Job | Put everything from the first line down through the line containing "product-image[interactable]: [683, 89, 886, 259]" into a Markdown table with two columns, Row and Line. Number each row, and leave out any blank lines.

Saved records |
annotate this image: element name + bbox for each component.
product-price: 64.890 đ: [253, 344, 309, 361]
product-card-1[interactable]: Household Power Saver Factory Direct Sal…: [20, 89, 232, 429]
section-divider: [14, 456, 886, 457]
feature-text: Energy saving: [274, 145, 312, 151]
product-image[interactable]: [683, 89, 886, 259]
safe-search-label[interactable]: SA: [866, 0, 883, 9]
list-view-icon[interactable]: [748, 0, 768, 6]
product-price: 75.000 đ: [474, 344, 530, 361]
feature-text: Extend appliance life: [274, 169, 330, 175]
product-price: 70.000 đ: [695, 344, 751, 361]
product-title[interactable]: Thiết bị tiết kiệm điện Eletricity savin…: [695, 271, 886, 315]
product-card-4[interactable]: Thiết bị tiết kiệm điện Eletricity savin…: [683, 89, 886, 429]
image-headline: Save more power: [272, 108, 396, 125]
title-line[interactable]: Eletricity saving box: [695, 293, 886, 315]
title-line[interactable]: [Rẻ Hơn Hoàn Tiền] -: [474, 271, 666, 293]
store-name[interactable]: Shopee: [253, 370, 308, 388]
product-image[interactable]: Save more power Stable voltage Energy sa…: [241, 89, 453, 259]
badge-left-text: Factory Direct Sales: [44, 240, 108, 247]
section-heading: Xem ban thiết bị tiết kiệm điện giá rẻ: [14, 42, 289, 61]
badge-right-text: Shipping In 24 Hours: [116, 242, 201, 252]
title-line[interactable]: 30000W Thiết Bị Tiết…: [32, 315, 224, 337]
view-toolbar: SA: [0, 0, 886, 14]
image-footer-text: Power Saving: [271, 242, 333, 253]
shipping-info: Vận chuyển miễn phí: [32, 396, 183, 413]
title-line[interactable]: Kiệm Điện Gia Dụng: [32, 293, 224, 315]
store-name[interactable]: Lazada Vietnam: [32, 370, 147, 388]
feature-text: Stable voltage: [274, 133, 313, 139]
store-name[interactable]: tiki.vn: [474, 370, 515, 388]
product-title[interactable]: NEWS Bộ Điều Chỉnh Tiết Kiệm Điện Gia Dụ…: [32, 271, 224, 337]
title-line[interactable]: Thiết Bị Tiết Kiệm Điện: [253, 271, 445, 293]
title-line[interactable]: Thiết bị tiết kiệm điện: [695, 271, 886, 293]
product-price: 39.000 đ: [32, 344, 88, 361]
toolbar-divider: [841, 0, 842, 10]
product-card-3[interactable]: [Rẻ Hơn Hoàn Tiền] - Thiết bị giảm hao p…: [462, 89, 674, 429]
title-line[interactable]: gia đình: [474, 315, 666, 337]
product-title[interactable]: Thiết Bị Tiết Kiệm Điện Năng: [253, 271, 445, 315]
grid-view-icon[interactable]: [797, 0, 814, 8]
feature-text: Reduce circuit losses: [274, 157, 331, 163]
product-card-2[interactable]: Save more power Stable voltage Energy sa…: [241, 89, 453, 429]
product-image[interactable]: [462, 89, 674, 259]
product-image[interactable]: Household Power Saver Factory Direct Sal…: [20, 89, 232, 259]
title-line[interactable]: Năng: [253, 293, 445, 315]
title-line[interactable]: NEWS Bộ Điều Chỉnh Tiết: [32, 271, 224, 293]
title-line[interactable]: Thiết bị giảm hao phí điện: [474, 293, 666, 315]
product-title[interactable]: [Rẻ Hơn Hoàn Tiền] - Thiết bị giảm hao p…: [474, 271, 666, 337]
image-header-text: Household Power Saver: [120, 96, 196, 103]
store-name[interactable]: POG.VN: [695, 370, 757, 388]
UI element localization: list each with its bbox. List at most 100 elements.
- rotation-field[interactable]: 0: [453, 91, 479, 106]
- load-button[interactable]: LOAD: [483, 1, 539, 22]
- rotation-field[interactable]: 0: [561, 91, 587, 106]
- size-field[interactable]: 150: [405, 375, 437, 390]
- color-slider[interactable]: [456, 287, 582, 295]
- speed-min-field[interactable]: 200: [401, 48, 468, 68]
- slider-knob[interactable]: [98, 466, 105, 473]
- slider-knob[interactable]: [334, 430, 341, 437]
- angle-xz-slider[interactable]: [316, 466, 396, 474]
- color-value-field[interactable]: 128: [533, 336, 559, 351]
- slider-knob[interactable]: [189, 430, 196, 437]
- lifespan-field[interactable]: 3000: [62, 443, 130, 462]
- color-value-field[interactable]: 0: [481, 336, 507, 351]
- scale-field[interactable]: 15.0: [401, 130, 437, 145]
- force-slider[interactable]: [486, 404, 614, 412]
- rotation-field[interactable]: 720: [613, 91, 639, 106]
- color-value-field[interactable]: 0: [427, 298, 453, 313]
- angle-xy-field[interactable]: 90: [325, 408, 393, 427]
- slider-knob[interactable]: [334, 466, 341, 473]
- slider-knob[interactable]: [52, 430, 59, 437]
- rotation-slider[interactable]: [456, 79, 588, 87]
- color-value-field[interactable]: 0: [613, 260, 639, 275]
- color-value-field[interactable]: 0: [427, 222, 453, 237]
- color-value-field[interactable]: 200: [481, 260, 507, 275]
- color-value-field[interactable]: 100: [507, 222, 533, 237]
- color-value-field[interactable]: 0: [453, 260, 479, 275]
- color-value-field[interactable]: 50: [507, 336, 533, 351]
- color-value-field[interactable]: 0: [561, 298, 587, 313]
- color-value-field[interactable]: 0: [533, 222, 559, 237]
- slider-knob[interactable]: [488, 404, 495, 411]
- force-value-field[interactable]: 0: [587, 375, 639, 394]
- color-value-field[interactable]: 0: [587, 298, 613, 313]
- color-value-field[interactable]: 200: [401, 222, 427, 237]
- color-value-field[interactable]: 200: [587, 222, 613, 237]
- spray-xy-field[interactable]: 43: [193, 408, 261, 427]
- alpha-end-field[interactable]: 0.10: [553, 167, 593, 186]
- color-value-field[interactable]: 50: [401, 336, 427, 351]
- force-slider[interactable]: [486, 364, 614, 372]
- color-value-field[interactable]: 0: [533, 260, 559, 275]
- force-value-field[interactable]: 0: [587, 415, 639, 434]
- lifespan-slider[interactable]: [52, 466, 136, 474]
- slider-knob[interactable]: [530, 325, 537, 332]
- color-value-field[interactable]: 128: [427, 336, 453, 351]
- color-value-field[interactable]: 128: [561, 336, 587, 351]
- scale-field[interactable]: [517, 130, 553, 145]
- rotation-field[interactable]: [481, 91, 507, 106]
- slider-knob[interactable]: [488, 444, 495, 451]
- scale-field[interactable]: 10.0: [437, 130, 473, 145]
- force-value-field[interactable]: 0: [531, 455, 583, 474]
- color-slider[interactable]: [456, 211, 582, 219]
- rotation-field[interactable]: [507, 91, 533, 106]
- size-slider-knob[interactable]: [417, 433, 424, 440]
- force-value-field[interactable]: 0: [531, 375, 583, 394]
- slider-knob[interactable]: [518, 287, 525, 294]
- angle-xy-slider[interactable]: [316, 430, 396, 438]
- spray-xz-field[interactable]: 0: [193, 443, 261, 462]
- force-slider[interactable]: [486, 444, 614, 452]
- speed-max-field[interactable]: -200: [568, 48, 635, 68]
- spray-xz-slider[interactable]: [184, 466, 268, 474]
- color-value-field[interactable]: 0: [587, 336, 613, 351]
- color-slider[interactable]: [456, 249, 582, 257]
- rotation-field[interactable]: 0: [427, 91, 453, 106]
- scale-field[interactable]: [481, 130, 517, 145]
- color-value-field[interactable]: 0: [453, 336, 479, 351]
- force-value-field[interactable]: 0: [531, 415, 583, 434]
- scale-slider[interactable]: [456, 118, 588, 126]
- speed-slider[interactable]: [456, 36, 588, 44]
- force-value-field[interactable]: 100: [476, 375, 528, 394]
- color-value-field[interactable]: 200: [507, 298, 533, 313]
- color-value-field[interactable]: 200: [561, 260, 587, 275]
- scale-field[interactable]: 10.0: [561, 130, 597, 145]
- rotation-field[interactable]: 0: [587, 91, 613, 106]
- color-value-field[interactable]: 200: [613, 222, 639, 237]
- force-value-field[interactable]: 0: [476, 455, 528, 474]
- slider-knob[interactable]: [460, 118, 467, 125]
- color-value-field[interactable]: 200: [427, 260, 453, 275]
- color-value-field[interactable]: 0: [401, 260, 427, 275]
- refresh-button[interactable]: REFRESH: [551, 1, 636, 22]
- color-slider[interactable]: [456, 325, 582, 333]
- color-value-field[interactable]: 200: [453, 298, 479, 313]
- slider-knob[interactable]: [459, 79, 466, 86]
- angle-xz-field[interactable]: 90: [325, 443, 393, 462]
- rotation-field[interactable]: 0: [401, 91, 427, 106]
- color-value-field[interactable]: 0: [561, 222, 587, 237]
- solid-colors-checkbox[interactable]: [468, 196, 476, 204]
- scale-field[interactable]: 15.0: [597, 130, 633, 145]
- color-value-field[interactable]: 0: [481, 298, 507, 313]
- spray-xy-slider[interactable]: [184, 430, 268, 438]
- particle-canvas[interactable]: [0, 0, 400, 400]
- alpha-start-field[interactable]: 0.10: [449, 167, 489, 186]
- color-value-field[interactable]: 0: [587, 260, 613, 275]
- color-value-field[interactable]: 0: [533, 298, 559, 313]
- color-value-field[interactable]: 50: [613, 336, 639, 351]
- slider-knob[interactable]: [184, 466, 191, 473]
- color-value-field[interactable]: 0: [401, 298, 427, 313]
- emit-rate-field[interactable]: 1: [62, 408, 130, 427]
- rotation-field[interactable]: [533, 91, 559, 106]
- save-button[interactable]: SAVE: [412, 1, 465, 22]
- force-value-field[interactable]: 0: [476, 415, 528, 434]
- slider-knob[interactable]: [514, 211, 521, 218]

Reply |
| Row | Line |
|---|---|
| 1 | annotate this image: element name + bbox for each component. |
| 2 | product-price: 64.890 đ: [253, 344, 309, 361] |
| 3 | product-card-1[interactable]: Household Power Saver Factory Direct Sal…: [20, 89, 232, 429] |
| 4 | section-divider: [14, 456, 886, 457] |
| 5 | feature-text: Energy saving: [274, 145, 312, 151] |
| 6 | product-image[interactable]: [683, 89, 886, 259] |